====== Records shown
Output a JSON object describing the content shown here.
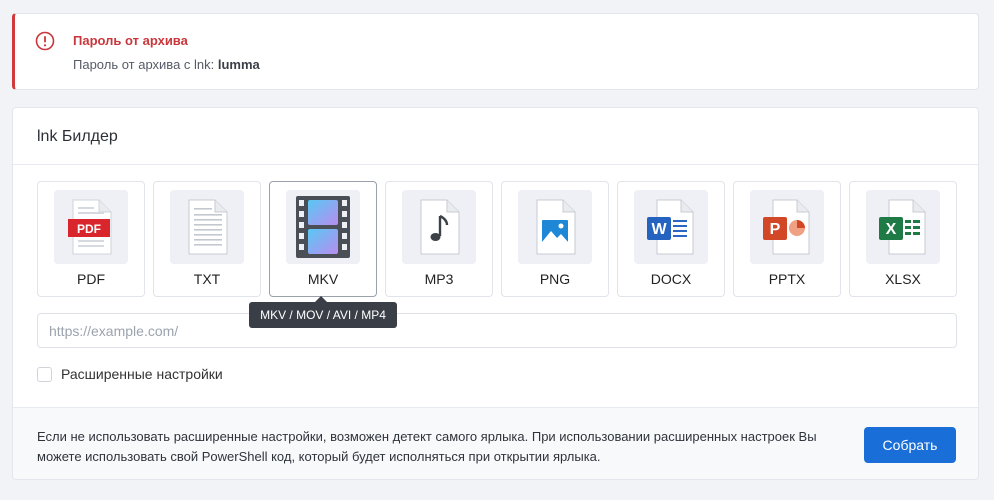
{
  "alert": {
    "title": "Пароль от архива",
    "text_prefix": "Пароль от архива с lnk: ",
    "password": "lumma",
    "icon": "exclamation-circle-icon",
    "color": "#d0393d"
  },
  "builder": {
    "title": "lnk Билдер",
    "formats": [
      {
        "label": "PDF",
        "icon": "pdf-file-icon"
      },
      {
        "label": "TXT",
        "icon": "text-file-icon"
      },
      {
        "label": "MKV",
        "icon": "film-strip-icon"
      },
      {
        "label": "MP3",
        "icon": "music-note-file-icon"
      },
      {
        "label": "PNG",
        "icon": "image-file-icon"
      },
      {
        "label": "DOCX",
        "icon": "word-file-icon"
      },
      {
        "label": "PPTX",
        "icon": "powerpoint-file-icon"
      },
      {
        "label": "XLSX",
        "icon": "excel-file-icon"
      }
    ],
    "selected_format": "MKV",
    "tooltip": "MKV / MOV / AVI / MP4",
    "url_input": {
      "value": "",
      "placeholder": "https://example.com/"
    },
    "advanced_settings_label": "Расширенные настройки",
    "advanced_settings_checked": false,
    "note": "Если не использовать расширенные настройки, возможен детект самого ярлыка. При использовании расширенных настроек Вы можете использовать свой PowerShell код, который будет исполняться при открытии ярлыка.",
    "build_button_label": "Собрать",
    "accent_color": "#1a6ed8"
  }
}
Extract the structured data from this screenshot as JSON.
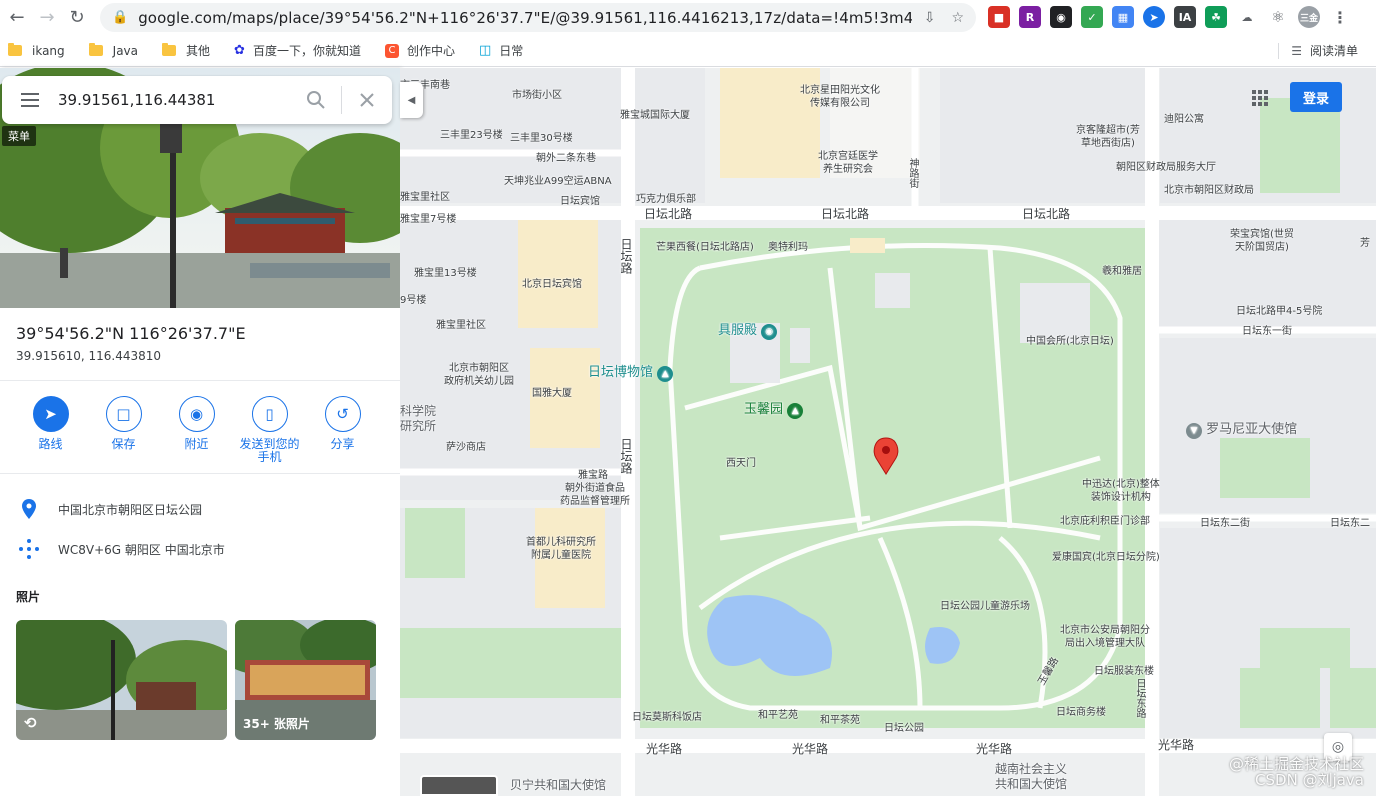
{
  "browser": {
    "url": "google.com/maps/place/39°54'56.2\"N+116°26'37.7\"E/@39.91561,116.4416213,17z/data=!4m5!3m4!1s0x0:0x0!8...",
    "bookmarks": [
      "ikang",
      "Java",
      "其他",
      "百度一下，你就知道",
      "创作中心",
      "日常"
    ],
    "reading_list": "阅读清单"
  },
  "panel": {
    "search_value": "39.91561,116.44381",
    "menu_tag": "菜单",
    "coords_dms": "39°54'56.2\"N 116°26'37.7\"E",
    "coords_decimal": "39.915610, 116.443810",
    "actions": [
      {
        "label": "路线"
      },
      {
        "label": "保存"
      },
      {
        "label": "附近"
      },
      {
        "label": "发送到您的手机"
      },
      {
        "label": "分享"
      }
    ],
    "address": "中国北京市朝阳区日坛公园",
    "plus_code": "WC8V+6G 朝阳区 中国北京市",
    "photos_header": "照片",
    "photo_count": "35+ 张照片"
  },
  "map": {
    "login": "登录",
    "watermark_line1": "@稀土掘金技术社区",
    "watermark_line2": "CSDN @刘java",
    "roads": {
      "ritan_north_1": "日坛北路",
      "ritan_north_2": "日坛北路",
      "ritan_north_3": "日坛北路",
      "ritan_road_1": "日坛路",
      "ritan_road_2": "日坛路",
      "guanghua_1": "光华路",
      "guanghua_2": "光华路",
      "guanghua_3": "光华路",
      "guanghua_4": "光华路",
      "yabao": "雅宝路",
      "chaowai_2": "朝外二条东巷",
      "ritan_east_2": "日坛东二街",
      "ritan_east_2b": "日坛东二",
      "ritan_north_1st": "日坛东一街",
      "ritan_east_road": "日坛东路",
      "shenlu": "神路街",
      "yuxin": "玉馨路"
    },
    "pois": {
      "juzhaodian": "具服殿",
      "museum": "日坛博物馆",
      "yuxinyuan": "玉馨园",
      "romania": "罗马尼亚大使馆",
      "beijing_academy": "科学院\n研究所",
      "vietnam": "越南社会主义\n共和国大使馆",
      "benin": "贝宁共和国大使馆"
    },
    "labels": {
      "a1": "市三丰南巷",
      "a2": "市场街小区",
      "a3": "雅宝城国际大厦",
      "a4": "北京星田阳光文化\n传媒有限公司",
      "a5": "迪阳公寓",
      "a6": "京客隆超市(芳\n草地西街店)",
      "a7": "北京宫廷医学\n养生研究会",
      "a8": "朝阳区财政局服务大厅",
      "a9": "北京市朝阳区财政局",
      "a10": "三丰里23号楼",
      "a11": "三丰里30号楼",
      "a12": "天坤兆业A99空运ABNA",
      "a13": "雅宝里社区",
      "a14": "日坛宾馆",
      "a15": "巧克力俱乐部",
      "a16": "雅宝里7号楼",
      "a17": "芒果西餐(日坛北路店)",
      "a18": "奥特利玛",
      "a19": "荣宝宾馆(世贸\n天阶国贸店)",
      "a20": "雅宝里13号楼",
      "a21": "北京日坛宾馆",
      "a22": "羲和雅居",
      "a23": "9号楼",
      "a24": "日坛北路甲4-5号院",
      "a25": "雅宝里社区",
      "a26": "中国会所(北京日坛)",
      "a27": "北京市朝阳区\n政府机关幼儿园",
      "a28": "国雅大厦",
      "a29": "萨沙商店",
      "a30": "西天门",
      "a31": "中迅达(北京)整体\n装饰设计机构",
      "a32": "朝外街道食品\n药品监督管理所",
      "a33": "北京庇利积臣门诊部",
      "a34": "首都儿科研究所\n附属儿童医院",
      "a35": "爱康国宾(北京日坛分院)",
      "a36": "日坛公园儿童游乐场",
      "a37": "北京市公安局朝阳分\n局出入境管理大队",
      "a38": "日坛服装东楼",
      "a39": "日坛莫斯科饭店",
      "a40": "和平艺苑",
      "a41": "和平茶苑",
      "a42": "日坛公园",
      "a43": "日坛商务楼",
      "a44": "芳"
    }
  },
  "colors": {
    "accent": "#1a73e8",
    "park": "#c8e6c3",
    "water": "#9ec4f5",
    "building": "#f8ecc9",
    "pin": "#ea4335"
  }
}
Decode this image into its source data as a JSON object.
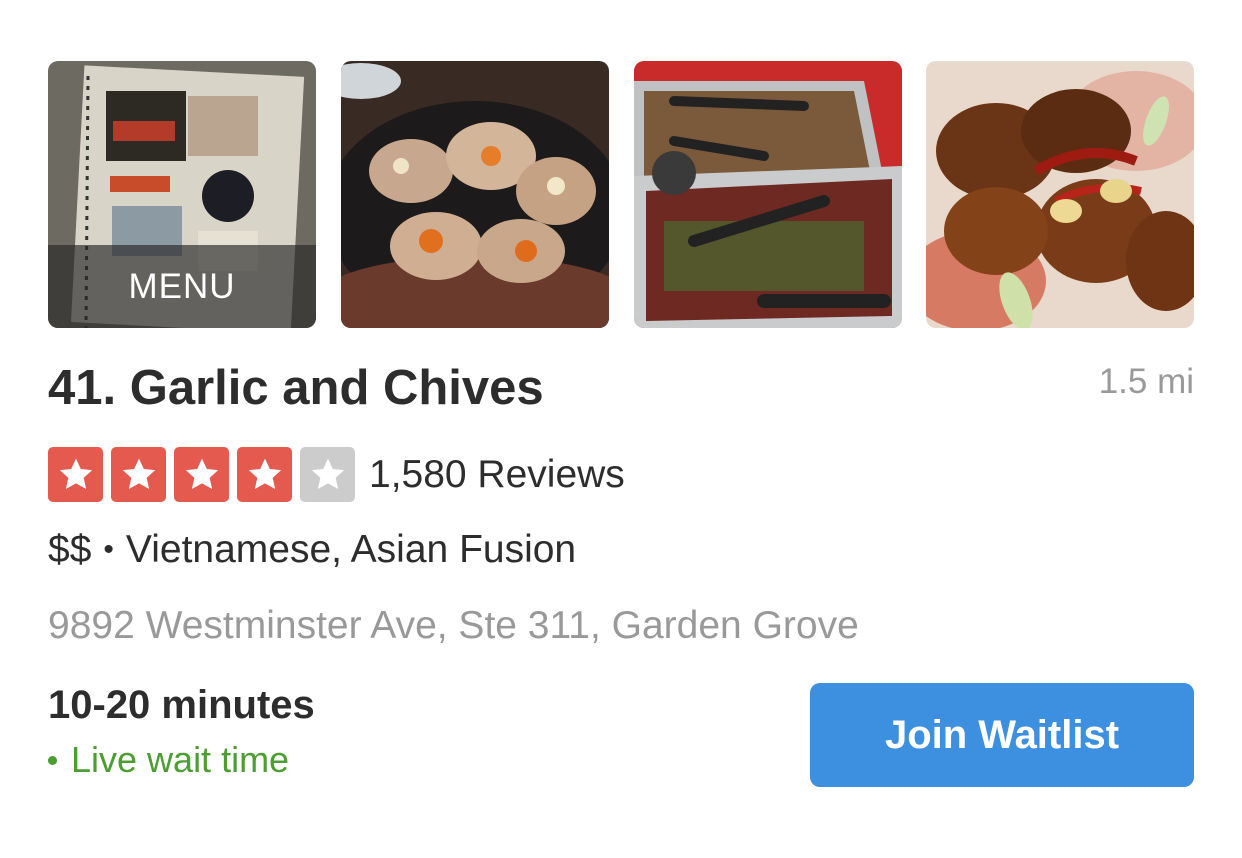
============
- **Task statement**:
Scan the data for the word "архива" and copy every line where it shows up.

- **Finished exercise**:
    "title": "Пароль от архива",
    "text_prefix": "Пароль от архива с lnk: ",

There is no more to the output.